Collected data entries:
— begin —
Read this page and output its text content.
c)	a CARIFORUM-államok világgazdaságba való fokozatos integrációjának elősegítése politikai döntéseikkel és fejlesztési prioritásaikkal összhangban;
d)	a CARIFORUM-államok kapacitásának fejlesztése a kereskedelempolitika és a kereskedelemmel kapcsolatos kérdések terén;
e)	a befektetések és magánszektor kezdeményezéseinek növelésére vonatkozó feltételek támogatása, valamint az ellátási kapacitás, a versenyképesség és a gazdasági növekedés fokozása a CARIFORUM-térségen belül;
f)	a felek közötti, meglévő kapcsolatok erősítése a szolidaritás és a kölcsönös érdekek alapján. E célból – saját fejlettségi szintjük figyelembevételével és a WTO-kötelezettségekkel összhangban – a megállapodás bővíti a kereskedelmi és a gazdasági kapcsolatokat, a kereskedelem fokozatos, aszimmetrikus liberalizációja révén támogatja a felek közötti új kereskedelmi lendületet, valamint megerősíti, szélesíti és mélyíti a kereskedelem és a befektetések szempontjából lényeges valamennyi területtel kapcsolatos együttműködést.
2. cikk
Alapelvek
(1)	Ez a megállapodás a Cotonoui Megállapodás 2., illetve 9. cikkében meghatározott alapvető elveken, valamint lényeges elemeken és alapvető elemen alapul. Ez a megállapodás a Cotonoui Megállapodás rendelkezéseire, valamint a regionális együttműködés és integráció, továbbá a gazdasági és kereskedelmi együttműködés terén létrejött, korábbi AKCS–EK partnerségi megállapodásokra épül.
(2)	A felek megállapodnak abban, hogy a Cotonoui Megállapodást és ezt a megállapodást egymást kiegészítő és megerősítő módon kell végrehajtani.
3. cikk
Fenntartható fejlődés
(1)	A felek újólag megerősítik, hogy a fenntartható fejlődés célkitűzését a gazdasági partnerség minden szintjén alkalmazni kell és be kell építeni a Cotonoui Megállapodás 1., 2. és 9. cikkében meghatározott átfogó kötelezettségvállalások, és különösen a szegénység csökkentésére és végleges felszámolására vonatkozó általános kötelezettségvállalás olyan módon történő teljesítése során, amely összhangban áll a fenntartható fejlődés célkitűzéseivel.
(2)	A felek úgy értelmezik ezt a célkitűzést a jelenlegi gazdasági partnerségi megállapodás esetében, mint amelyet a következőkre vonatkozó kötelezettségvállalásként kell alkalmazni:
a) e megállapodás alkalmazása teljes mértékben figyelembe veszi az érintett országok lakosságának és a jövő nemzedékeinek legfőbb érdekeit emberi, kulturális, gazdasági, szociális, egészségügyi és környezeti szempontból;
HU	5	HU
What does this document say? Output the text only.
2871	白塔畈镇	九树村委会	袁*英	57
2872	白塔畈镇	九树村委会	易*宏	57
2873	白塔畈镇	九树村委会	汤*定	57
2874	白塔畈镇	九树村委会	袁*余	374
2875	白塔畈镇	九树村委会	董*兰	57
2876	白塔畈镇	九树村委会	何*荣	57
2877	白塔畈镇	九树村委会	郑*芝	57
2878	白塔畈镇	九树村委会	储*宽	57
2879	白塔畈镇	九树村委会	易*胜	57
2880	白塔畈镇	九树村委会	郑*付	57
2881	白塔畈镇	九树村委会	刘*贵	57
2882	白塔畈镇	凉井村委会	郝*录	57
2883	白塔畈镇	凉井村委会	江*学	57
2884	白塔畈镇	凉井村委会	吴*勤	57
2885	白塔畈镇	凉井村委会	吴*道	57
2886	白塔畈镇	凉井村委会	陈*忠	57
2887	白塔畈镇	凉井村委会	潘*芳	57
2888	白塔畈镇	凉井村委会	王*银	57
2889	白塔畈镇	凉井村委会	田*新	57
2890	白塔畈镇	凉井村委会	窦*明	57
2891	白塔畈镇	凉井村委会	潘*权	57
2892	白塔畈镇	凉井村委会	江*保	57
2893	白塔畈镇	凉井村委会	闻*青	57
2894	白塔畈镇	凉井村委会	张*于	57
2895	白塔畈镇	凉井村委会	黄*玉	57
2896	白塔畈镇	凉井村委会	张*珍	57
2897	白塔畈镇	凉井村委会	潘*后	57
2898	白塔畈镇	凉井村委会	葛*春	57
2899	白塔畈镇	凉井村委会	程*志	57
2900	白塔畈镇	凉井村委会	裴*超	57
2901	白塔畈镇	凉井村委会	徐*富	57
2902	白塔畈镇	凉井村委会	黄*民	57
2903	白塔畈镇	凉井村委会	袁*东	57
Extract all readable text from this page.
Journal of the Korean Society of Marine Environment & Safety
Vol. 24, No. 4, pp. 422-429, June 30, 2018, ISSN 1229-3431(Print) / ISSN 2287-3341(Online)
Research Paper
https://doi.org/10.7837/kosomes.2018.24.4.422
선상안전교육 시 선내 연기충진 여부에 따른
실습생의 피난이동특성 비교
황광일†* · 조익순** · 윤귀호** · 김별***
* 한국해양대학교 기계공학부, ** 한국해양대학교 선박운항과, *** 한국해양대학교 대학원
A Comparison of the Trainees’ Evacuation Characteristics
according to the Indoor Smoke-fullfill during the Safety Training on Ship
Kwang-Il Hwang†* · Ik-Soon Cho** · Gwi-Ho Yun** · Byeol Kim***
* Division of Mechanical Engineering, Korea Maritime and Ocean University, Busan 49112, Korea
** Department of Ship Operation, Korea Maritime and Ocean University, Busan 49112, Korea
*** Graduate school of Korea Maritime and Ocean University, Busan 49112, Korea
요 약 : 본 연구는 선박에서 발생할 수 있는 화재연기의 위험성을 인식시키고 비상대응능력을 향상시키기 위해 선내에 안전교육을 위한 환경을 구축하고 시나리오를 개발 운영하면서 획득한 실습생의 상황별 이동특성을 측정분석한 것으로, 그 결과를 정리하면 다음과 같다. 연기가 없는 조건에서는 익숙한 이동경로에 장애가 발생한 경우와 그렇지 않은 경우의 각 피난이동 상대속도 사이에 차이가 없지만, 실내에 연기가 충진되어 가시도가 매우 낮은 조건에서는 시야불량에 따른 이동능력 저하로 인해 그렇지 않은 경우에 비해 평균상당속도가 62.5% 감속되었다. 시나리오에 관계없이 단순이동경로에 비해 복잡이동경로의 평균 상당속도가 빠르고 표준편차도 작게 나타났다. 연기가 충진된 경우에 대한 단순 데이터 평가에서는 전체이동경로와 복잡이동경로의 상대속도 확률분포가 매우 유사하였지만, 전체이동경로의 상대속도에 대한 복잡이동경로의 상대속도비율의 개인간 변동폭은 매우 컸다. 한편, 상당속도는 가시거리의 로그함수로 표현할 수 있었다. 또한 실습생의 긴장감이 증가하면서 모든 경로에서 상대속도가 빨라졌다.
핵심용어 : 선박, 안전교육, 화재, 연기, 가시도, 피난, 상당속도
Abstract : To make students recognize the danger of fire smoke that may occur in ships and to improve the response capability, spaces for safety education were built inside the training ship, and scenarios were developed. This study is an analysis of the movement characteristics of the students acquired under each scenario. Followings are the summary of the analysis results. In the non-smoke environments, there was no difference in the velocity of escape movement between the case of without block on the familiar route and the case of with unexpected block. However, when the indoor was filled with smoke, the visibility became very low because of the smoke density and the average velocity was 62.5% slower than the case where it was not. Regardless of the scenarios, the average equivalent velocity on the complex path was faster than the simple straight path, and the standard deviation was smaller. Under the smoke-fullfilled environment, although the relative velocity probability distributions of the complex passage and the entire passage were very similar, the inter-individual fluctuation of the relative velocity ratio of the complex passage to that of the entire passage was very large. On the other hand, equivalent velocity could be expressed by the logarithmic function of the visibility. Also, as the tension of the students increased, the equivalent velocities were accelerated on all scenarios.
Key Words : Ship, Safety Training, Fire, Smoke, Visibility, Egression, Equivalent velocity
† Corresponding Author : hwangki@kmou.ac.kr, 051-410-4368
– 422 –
— end —
Report every line containing the word "Busan" from the listing above.

* Division of Mechanical Engineering, Korea Maritime and Ocean University, Busan 49112, Korea
** Department of Ship Operation, Korea Maritime and Ocean University, Busan 49112, Korea
*** Graduate school of Korea Maritime and Ocean University, Busan 49112, Korea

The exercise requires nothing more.